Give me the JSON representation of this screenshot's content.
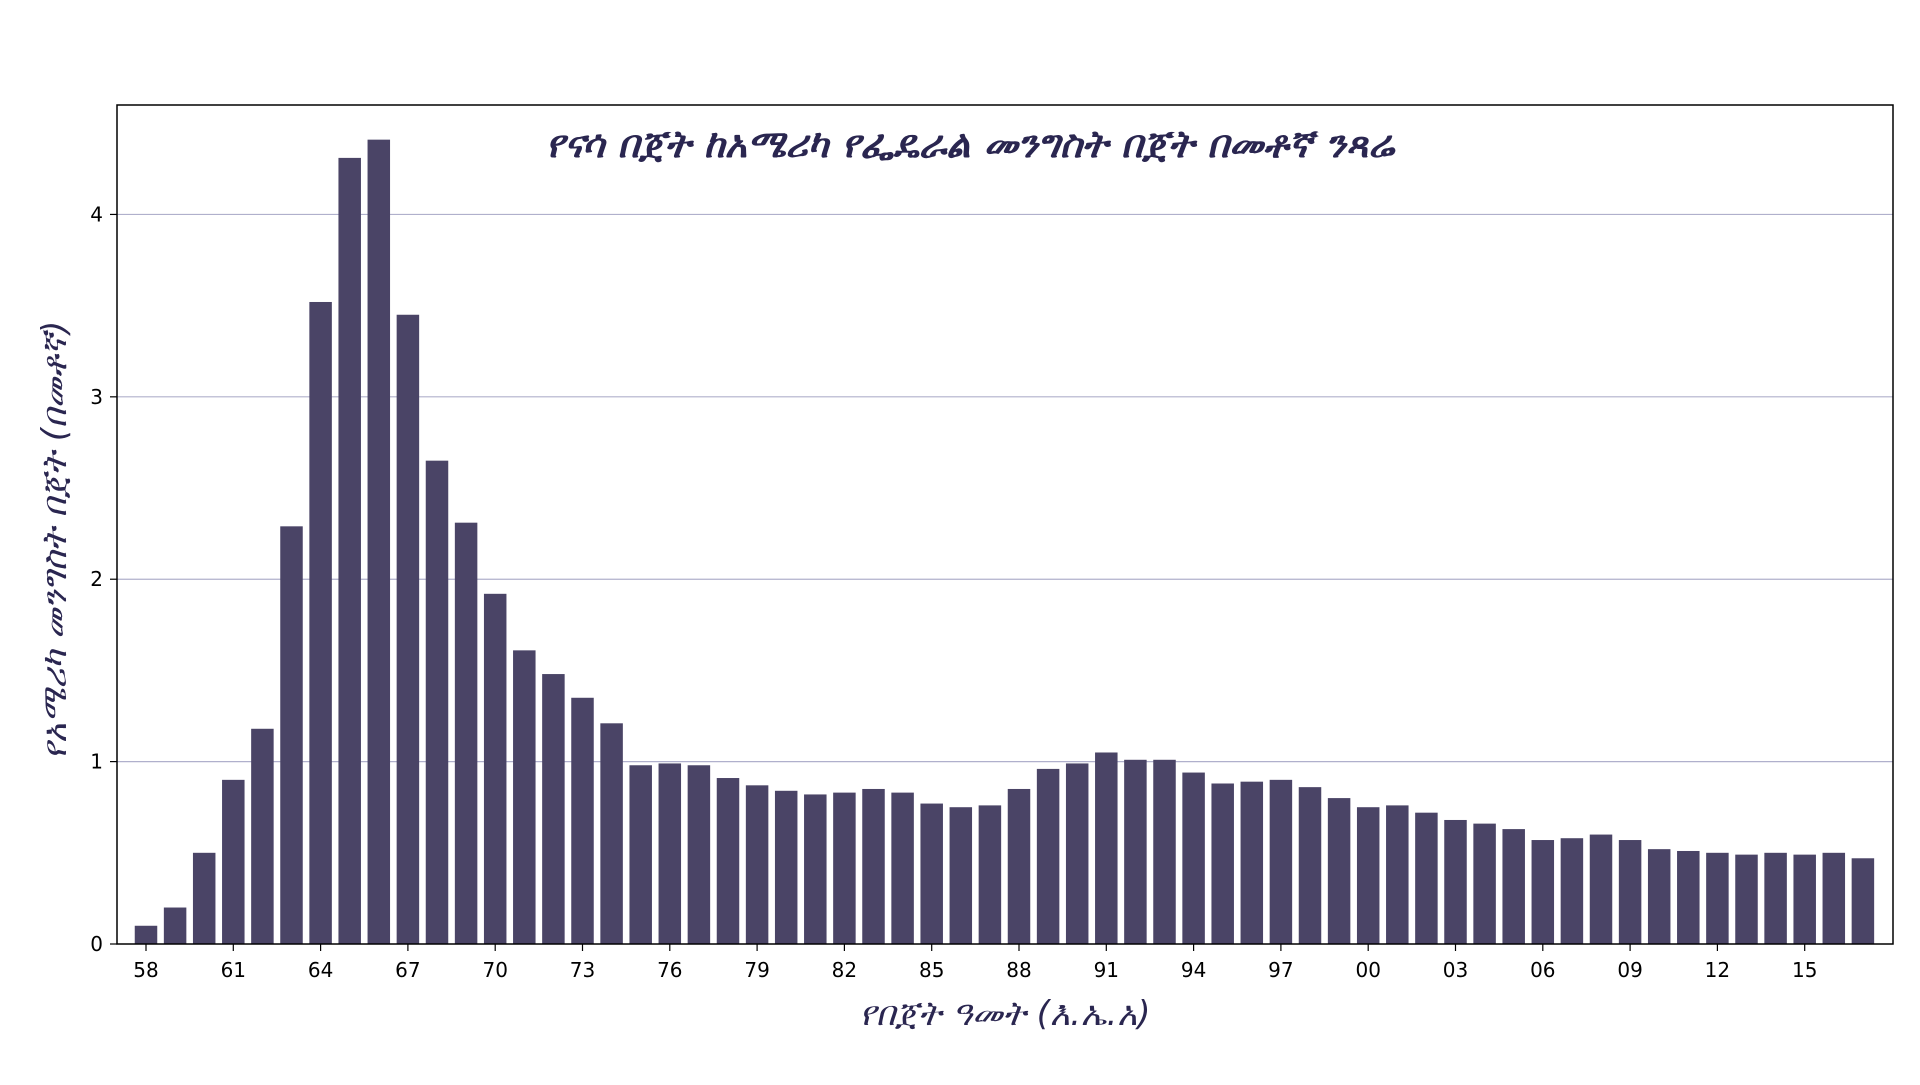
{
  "chart_data": {
    "type": "bar",
    "title": "የናሳ በጀት ከአሜሪካ የፌዴራል መንግስት በጀት በመቶኛ ንጻሬ",
    "xlabel": "የበጀት ዓመት (እ.ኤ.አ)",
    "ylabel": "የአሜሪካ መንግስት በጀት (በመቶኛ)",
    "ylim": [
      0,
      4.6
    ],
    "yticks": [
      0,
      1,
      2,
      3,
      4
    ],
    "grid": "horizontal",
    "legend": "none",
    "bar_color": "#4a4466",
    "grid_color": "#b0b0cc",
    "tick_labels": [
      "58",
      "61",
      "64",
      "67",
      "70",
      "73",
      "76",
      "79",
      "82",
      "85",
      "88",
      "91",
      "94",
      "97",
      "00",
      "03",
      "06",
      "09",
      "12",
      "15"
    ],
    "categories": [
      "58",
      "59",
      "60",
      "61",
      "62",
      "63",
      "64",
      "65",
      "66",
      "67",
      "68",
      "69",
      "70",
      "71",
      "72",
      "73",
      "74",
      "75",
      "76",
      "77",
      "78",
      "79",
      "80",
      "81",
      "82",
      "83",
      "84",
      "85",
      "86",
      "87",
      "88",
      "89",
      "90",
      "91",
      "92",
      "93",
      "94",
      "95",
      "96",
      "97",
      "98",
      "99",
      "00",
      "01",
      "02",
      "03",
      "04",
      "05",
      "06",
      "07",
      "08",
      "09",
      "10",
      "11",
      "12",
      "13",
      "14",
      "15",
      "16",
      "17"
    ],
    "values": [
      0.1,
      0.2,
      0.5,
      0.9,
      1.18,
      2.29,
      3.52,
      4.31,
      4.41,
      3.45,
      2.65,
      2.31,
      1.92,
      1.61,
      1.48,
      1.35,
      1.21,
      0.98,
      0.99,
      0.98,
      0.91,
      0.87,
      0.84,
      0.82,
      0.83,
      0.85,
      0.83,
      0.77,
      0.75,
      0.76,
      0.85,
      0.96,
      0.99,
      1.05,
      1.01,
      1.01,
      0.94,
      0.88,
      0.89,
      0.9,
      0.86,
      0.8,
      0.75,
      0.76,
      0.72,
      0.68,
      0.66,
      0.63,
      0.57,
      0.58,
      0.6,
      0.57,
      0.52,
      0.51,
      0.5,
      0.49,
      0.5,
      0.49,
      0.5,
      0.47
    ]
  }
}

● ● ● ● ●

* **Given request**
Copy out the lines in which the string "በመቶኛ" appears.

* **Result**
    "title": "የናሳ በጀት ከአሜሪካ የፌዴራል መንግስት በጀት በመቶኛ ንጻሬ",
    "ylabel": "የአሜሪካ መንግስት በጀት (በመቶኛ)",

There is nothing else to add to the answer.